→ **What you need to do**
Sort through the entries below and pull out lines containing the word "Average".

→ **Records shown**
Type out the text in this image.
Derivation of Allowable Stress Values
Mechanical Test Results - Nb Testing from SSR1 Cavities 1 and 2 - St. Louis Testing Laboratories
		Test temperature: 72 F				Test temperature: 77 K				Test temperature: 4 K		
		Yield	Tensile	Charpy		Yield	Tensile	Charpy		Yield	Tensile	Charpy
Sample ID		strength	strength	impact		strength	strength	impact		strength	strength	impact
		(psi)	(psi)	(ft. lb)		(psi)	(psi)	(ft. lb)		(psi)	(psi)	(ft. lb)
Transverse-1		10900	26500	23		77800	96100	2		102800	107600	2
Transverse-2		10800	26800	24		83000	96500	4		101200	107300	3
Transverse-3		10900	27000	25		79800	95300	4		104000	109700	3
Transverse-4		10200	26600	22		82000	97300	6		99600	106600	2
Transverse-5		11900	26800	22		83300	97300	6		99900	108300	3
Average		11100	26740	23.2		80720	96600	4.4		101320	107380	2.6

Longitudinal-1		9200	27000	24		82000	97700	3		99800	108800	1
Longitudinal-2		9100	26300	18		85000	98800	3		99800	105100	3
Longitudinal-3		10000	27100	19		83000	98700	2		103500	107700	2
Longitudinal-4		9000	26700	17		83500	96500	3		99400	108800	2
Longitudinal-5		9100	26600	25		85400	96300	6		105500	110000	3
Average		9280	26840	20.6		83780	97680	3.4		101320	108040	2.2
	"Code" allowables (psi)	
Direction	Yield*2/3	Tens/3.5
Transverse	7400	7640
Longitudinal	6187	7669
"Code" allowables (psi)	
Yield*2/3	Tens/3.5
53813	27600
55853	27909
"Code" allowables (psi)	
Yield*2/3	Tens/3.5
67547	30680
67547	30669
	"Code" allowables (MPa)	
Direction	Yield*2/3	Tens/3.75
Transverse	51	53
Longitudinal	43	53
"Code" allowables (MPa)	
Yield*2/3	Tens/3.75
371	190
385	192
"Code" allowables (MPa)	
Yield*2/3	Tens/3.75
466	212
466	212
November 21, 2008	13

→ **Problem solution**
Average		11100	26740	23.2		80720	96600	4.4		101320	107380	2.6
Average		9280	26840	20.6		83780	97680	3.4		101320	108040	2.2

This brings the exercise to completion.